Every line containing the word "name" needs to be found and copied.

<<<<

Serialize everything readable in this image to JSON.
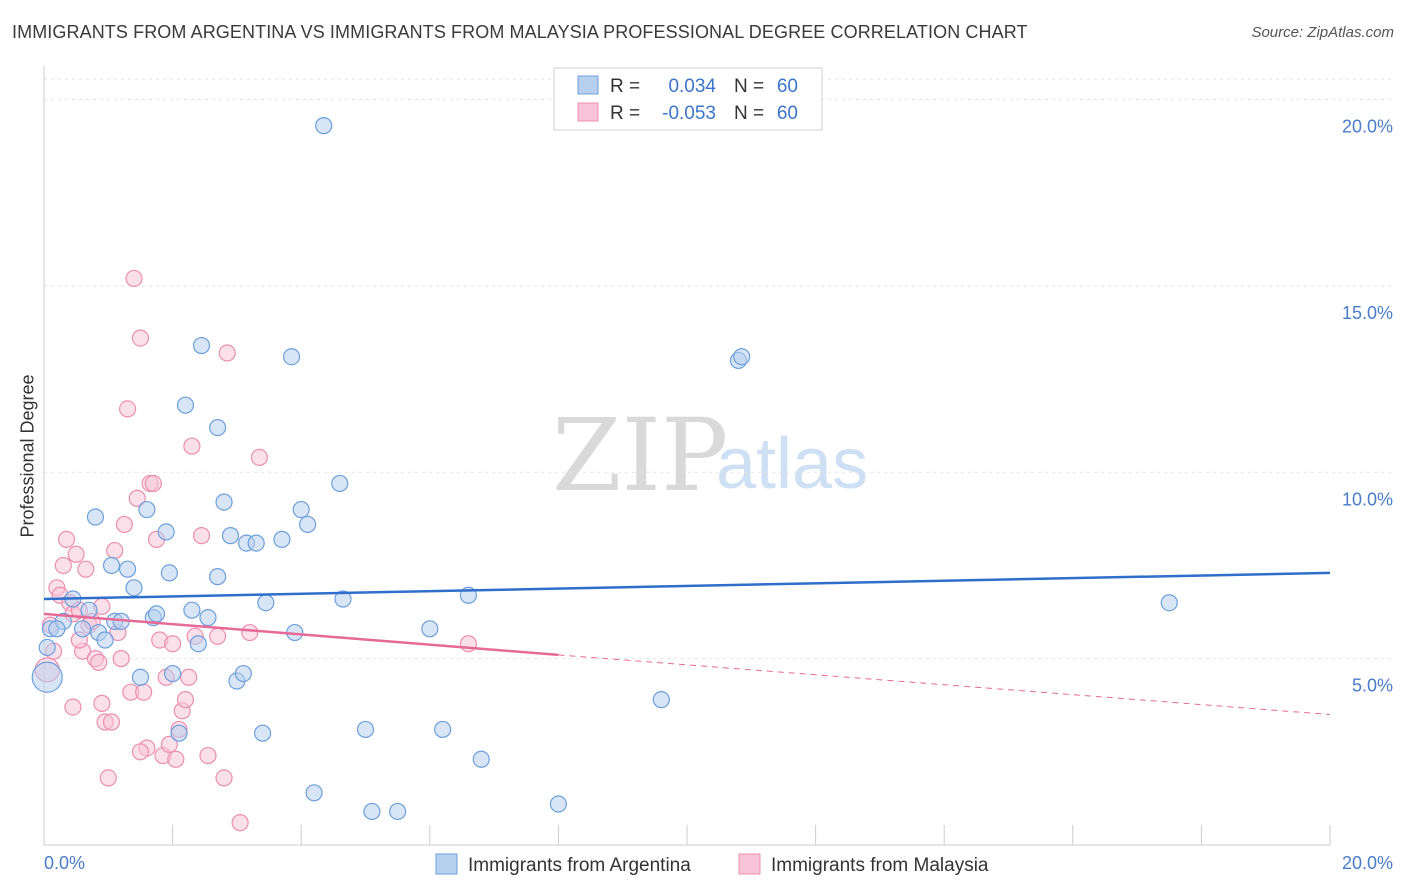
{
  "title": "IMMIGRANTS FROM ARGENTINA VS IMMIGRANTS FROM MALAYSIA PROFESSIONAL DEGREE CORRELATION CHART",
  "source": "Source: ZipAtlas.com",
  "watermark": {
    "zip": "ZIP",
    "atlas": "atlas"
  },
  "colors": {
    "argentina": "#6d9fdc",
    "argentina_fill": "#b8d0ef",
    "malaysia": "#eb8fb0",
    "malaysia_fill": "#f7c5d7",
    "blue_line": "#2e6fcb",
    "pink_line": "#e56a96",
    "axis_text": "#4a7cc9"
  },
  "stats": {
    "r_label": "R =",
    "n_label": "N =",
    "argentina": {
      "r": "0.034",
      "n": "60"
    },
    "malaysia": {
      "r": "-0.053",
      "n": "60"
    }
  },
  "chart_data": {
    "type": "scatter",
    "title": "IMMIGRANTS FROM ARGENTINA VS IMMIGRANTS FROM MALAYSIA PROFESSIONAL DEGREE CORRELATION CHART",
    "xlabel": "",
    "ylabel": "Professional Degree",
    "xlim": [
      0,
      20
    ],
    "ylim": [
      0,
      20.9
    ],
    "x_tick_labels": [
      "0.0%",
      "20.0%"
    ],
    "y_ticks": [
      5,
      10,
      15,
      20
    ],
    "y_tick_labels": [
      "5.0%",
      "10.0%",
      "15.0%",
      "20.0%"
    ],
    "grid": true,
    "legend_position": "bottom",
    "series": [
      {
        "name": "Immigrants from Argentina",
        "trend": {
          "x": [
            0,
            20
          ],
          "y": [
            6.6,
            7.3
          ],
          "style": "solid"
        },
        "points": [
          {
            "x": 0.05,
            "y": 4.5,
            "s": "xl"
          },
          {
            "x": 0.05,
            "y": 5.3
          },
          {
            "x": 0.1,
            "y": 5.8
          },
          {
            "x": 0.3,
            "y": 6.0
          },
          {
            "x": 0.45,
            "y": 6.6
          },
          {
            "x": 0.6,
            "y": 5.8
          },
          {
            "x": 0.7,
            "y": 6.3
          },
          {
            "x": 0.8,
            "y": 8.8
          },
          {
            "x": 0.85,
            "y": 5.7
          },
          {
            "x": 0.95,
            "y": 5.5
          },
          {
            "x": 1.05,
            "y": 7.5
          },
          {
            "x": 1.1,
            "y": 6.0
          },
          {
            "x": 1.2,
            "y": 6.0
          },
          {
            "x": 1.3,
            "y": 7.4
          },
          {
            "x": 1.4,
            "y": 6.9
          },
          {
            "x": 1.5,
            "y": 4.5
          },
          {
            "x": 1.6,
            "y": 9.0
          },
          {
            "x": 1.7,
            "y": 6.1
          },
          {
            "x": 1.75,
            "y": 6.2
          },
          {
            "x": 1.9,
            "y": 8.4
          },
          {
            "x": 1.95,
            "y": 7.3
          },
          {
            "x": 2.0,
            "y": 4.6
          },
          {
            "x": 2.1,
            "y": 3.0
          },
          {
            "x": 2.2,
            "y": 11.8
          },
          {
            "x": 2.3,
            "y": 6.3
          },
          {
            "x": 2.4,
            "y": 5.4
          },
          {
            "x": 2.45,
            "y": 13.4
          },
          {
            "x": 2.55,
            "y": 6.1
          },
          {
            "x": 2.7,
            "y": 11.2
          },
          {
            "x": 2.7,
            "y": 7.2
          },
          {
            "x": 2.8,
            "y": 9.2
          },
          {
            "x": 2.9,
            "y": 8.3
          },
          {
            "x": 3.0,
            "y": 4.4
          },
          {
            "x": 3.1,
            "y": 4.6
          },
          {
            "x": 3.15,
            "y": 8.1
          },
          {
            "x": 3.3,
            "y": 8.1
          },
          {
            "x": 3.4,
            "y": 3.0
          },
          {
            "x": 3.45,
            "y": 6.5
          },
          {
            "x": 3.7,
            "y": 8.2
          },
          {
            "x": 3.85,
            "y": 13.1
          },
          {
            "x": 3.9,
            "y": 5.7
          },
          {
            "x": 4.0,
            "y": 9.0
          },
          {
            "x": 4.1,
            "y": 8.6
          },
          {
            "x": 4.2,
            "y": 1.4
          },
          {
            "x": 4.35,
            "y": 19.3
          },
          {
            "x": 4.6,
            "y": 9.7
          },
          {
            "x": 4.65,
            "y": 6.6
          },
          {
            "x": 5.0,
            "y": 3.1
          },
          {
            "x": 5.1,
            "y": 0.9
          },
          {
            "x": 5.5,
            "y": 0.9
          },
          {
            "x": 6.0,
            "y": 5.8
          },
          {
            "x": 6.2,
            "y": 3.1
          },
          {
            "x": 6.6,
            "y": 6.7
          },
          {
            "x": 6.8,
            "y": 2.3
          },
          {
            "x": 8.0,
            "y": 1.1
          },
          {
            "x": 9.6,
            "y": 3.9
          },
          {
            "x": 10.8,
            "y": 13.0
          },
          {
            "x": 10.85,
            "y": 13.1
          },
          {
            "x": 17.5,
            "y": 6.5
          },
          {
            "x": 0.2,
            "y": 5.8
          }
        ]
      },
      {
        "name": "Immigrants from Malaysia",
        "trend": {
          "x": [
            0,
            8
          ],
          "y": [
            6.2,
            5.1
          ],
          "style": "solid",
          "dashed_to": [
            20,
            3.5
          ]
        },
        "points": [
          {
            "x": 0.05,
            "y": 4.7,
            "s": "lg"
          },
          {
            "x": 0.1,
            "y": 5.9
          },
          {
            "x": 0.15,
            "y": 5.2
          },
          {
            "x": 0.2,
            "y": 6.9
          },
          {
            "x": 0.25,
            "y": 6.7
          },
          {
            "x": 0.3,
            "y": 7.5
          },
          {
            "x": 0.35,
            "y": 8.2
          },
          {
            "x": 0.4,
            "y": 6.5
          },
          {
            "x": 0.45,
            "y": 6.2
          },
          {
            "x": 0.45,
            "y": 3.7
          },
          {
            "x": 0.5,
            "y": 7.8
          },
          {
            "x": 0.55,
            "y": 6.3
          },
          {
            "x": 0.6,
            "y": 5.2
          },
          {
            "x": 0.65,
            "y": 7.4
          },
          {
            "x": 0.7,
            "y": 5.9
          },
          {
            "x": 0.75,
            "y": 6.0
          },
          {
            "x": 0.8,
            "y": 5.0
          },
          {
            "x": 0.85,
            "y": 4.9
          },
          {
            "x": 0.9,
            "y": 3.8
          },
          {
            "x": 0.9,
            "y": 6.4
          },
          {
            "x": 0.95,
            "y": 3.3
          },
          {
            "x": 1.0,
            "y": 1.8
          },
          {
            "x": 1.05,
            "y": 3.3
          },
          {
            "x": 1.1,
            "y": 7.9
          },
          {
            "x": 1.15,
            "y": 5.7
          },
          {
            "x": 1.2,
            "y": 5.0
          },
          {
            "x": 1.25,
            "y": 8.6
          },
          {
            "x": 1.3,
            "y": 11.7
          },
          {
            "x": 1.35,
            "y": 4.1
          },
          {
            "x": 1.4,
            "y": 15.2
          },
          {
            "x": 1.45,
            "y": 9.3
          },
          {
            "x": 1.5,
            "y": 13.6
          },
          {
            "x": 1.55,
            "y": 4.1
          },
          {
            "x": 1.6,
            "y": 2.6
          },
          {
            "x": 1.65,
            "y": 9.7
          },
          {
            "x": 1.7,
            "y": 9.7
          },
          {
            "x": 1.75,
            "y": 8.2
          },
          {
            "x": 1.8,
            "y": 5.5
          },
          {
            "x": 1.85,
            "y": 2.4
          },
          {
            "x": 1.9,
            "y": 4.5
          },
          {
            "x": 1.95,
            "y": 2.7
          },
          {
            "x": 2.0,
            "y": 5.4
          },
          {
            "x": 2.05,
            "y": 2.3
          },
          {
            "x": 2.1,
            "y": 3.1
          },
          {
            "x": 2.15,
            "y": 3.6
          },
          {
            "x": 2.2,
            "y": 3.9
          },
          {
            "x": 2.25,
            "y": 4.5
          },
          {
            "x": 2.3,
            "y": 10.7
          },
          {
            "x": 2.35,
            "y": 5.6
          },
          {
            "x": 2.45,
            "y": 8.3
          },
          {
            "x": 2.55,
            "y": 2.4
          },
          {
            "x": 2.7,
            "y": 5.6
          },
          {
            "x": 2.8,
            "y": 1.8
          },
          {
            "x": 2.85,
            "y": 13.2
          },
          {
            "x": 3.05,
            "y": 0.6
          },
          {
            "x": 3.2,
            "y": 5.7
          },
          {
            "x": 3.35,
            "y": 10.4
          },
          {
            "x": 6.6,
            "y": 5.4
          },
          {
            "x": 1.5,
            "y": 2.5
          },
          {
            "x": 0.55,
            "y": 5.5
          }
        ]
      }
    ]
  }
}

>>>>

• **Result of the exercise**
        "name": "Immigrants from Argentina",
        "name": "Immigrants from Malaysia",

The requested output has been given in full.